§ **Aim of the task**
Locate every line in the records below that contains the word "inkomsten", and copy each one.

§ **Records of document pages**

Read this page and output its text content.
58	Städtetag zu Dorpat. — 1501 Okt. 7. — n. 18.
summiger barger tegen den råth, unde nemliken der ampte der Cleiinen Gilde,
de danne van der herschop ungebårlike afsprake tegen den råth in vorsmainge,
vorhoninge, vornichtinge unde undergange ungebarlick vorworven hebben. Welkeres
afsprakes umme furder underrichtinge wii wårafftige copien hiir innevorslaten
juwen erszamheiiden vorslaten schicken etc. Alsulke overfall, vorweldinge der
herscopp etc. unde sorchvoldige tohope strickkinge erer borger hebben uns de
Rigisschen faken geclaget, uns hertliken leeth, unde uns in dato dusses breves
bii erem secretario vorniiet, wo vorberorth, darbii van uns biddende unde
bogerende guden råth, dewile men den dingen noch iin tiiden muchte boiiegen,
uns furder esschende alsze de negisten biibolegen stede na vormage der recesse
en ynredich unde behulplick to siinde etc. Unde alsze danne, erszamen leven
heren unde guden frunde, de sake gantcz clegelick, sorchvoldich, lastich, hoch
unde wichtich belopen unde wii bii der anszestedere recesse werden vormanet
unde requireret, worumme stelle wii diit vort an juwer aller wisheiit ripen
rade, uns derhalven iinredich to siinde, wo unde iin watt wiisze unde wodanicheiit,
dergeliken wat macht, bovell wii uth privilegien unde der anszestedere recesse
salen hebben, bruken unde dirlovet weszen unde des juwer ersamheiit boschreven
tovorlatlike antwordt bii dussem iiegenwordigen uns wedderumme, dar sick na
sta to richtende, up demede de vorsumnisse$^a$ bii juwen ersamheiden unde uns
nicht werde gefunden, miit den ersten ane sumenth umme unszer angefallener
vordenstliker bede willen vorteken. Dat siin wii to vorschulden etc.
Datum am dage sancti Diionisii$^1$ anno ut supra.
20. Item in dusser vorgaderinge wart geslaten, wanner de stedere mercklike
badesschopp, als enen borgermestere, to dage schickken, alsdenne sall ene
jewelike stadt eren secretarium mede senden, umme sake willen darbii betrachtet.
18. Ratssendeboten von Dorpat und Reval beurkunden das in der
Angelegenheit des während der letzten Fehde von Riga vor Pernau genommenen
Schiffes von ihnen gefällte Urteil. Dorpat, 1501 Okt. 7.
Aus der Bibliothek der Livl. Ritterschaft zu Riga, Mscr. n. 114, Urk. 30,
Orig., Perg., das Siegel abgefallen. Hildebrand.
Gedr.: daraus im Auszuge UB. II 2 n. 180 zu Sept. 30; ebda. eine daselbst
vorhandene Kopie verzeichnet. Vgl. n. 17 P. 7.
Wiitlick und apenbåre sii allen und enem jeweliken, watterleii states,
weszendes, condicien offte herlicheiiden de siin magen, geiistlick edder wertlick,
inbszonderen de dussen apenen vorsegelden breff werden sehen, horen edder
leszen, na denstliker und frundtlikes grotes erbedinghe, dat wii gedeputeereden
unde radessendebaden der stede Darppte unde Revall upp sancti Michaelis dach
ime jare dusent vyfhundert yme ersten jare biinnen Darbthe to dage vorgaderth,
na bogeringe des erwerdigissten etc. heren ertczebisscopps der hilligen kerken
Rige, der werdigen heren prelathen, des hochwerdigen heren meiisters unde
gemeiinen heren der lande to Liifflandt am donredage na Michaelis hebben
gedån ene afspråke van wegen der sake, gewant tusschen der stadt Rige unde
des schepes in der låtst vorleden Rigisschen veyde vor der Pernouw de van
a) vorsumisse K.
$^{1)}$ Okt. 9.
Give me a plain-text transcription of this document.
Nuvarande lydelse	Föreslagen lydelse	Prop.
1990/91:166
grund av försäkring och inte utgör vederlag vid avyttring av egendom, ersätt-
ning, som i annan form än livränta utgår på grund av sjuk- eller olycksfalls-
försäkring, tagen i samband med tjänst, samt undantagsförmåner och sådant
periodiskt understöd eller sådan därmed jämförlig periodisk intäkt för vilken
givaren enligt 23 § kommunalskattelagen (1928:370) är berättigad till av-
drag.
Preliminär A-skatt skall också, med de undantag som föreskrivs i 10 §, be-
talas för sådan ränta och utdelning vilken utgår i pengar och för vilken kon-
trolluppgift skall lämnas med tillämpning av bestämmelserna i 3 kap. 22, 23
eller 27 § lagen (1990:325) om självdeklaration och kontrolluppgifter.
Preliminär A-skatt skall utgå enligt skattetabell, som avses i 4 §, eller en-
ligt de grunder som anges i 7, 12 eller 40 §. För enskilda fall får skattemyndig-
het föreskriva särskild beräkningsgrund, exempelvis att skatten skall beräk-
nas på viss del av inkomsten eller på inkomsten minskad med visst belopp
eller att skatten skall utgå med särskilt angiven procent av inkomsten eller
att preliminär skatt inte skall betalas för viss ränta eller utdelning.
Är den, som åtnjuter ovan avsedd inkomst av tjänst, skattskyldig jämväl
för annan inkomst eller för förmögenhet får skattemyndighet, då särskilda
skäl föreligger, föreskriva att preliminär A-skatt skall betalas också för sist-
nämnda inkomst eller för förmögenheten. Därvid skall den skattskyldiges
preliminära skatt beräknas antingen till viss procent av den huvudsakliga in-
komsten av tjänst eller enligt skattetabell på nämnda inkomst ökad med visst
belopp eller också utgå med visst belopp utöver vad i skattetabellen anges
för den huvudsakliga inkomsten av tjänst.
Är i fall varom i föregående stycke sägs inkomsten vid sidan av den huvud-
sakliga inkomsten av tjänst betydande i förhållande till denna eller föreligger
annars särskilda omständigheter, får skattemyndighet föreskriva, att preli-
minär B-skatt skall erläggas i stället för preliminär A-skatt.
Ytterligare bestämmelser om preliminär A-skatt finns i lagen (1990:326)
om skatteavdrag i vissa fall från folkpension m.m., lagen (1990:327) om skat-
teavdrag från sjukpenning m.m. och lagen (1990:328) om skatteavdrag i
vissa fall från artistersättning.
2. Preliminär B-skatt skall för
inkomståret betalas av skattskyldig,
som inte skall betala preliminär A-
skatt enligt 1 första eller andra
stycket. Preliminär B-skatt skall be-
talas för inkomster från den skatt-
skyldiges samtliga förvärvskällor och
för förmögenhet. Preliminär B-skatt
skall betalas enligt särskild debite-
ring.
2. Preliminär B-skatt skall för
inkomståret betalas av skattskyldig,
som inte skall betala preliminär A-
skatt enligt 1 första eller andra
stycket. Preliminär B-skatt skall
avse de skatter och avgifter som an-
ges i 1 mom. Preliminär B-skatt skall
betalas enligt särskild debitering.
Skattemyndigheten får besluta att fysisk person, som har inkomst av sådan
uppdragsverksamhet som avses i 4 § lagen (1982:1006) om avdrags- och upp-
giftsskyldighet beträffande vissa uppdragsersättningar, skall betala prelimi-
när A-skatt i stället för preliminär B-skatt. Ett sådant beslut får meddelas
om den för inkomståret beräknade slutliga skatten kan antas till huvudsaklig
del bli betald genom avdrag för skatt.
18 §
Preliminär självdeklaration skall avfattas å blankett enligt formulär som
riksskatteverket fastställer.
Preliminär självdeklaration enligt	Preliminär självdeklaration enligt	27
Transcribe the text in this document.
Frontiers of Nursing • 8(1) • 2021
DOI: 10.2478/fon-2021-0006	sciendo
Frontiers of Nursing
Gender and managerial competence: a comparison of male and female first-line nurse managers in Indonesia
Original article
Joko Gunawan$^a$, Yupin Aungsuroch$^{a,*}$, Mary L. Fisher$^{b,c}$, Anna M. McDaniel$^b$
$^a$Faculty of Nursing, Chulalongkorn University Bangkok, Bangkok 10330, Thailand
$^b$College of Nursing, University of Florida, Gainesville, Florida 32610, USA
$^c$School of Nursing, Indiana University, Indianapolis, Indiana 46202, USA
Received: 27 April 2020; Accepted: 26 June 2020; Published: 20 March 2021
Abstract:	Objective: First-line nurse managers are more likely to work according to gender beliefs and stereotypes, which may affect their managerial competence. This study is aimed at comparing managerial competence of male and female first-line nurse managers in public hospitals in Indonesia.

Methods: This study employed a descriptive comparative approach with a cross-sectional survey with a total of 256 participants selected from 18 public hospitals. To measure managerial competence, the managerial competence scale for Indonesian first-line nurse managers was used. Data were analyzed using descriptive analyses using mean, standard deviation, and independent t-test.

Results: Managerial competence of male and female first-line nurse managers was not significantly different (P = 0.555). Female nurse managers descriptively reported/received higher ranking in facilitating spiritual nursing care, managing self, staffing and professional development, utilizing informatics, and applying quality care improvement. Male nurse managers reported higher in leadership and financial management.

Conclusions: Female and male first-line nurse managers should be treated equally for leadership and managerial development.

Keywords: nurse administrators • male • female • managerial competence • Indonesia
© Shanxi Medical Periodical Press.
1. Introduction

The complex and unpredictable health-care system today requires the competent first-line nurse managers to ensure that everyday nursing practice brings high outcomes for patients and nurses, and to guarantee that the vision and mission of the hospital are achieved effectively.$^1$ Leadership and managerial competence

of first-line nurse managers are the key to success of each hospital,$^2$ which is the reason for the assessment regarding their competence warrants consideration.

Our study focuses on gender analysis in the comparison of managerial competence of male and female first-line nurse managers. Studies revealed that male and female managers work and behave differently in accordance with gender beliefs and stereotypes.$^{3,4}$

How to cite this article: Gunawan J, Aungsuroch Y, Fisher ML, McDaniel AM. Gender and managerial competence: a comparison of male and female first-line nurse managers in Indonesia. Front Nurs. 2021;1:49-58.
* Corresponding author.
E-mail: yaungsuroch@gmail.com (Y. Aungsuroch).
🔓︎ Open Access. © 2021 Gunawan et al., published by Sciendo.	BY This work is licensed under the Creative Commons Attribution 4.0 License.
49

§ **Solved exercise**
nas på viss del av inkomsten eller på inkomsten minskad med visst belopp
eller att skatten skall utgå med särskilt angiven procent av inkomsten eller
för den huvudsakliga inkomsten av tjänst.
Är i fall varom i föregående stycke sägs inkomsten vid sidan av den huvud-
sakliga inkomsten av tjänst betydande i förhållande till denna eller föreligger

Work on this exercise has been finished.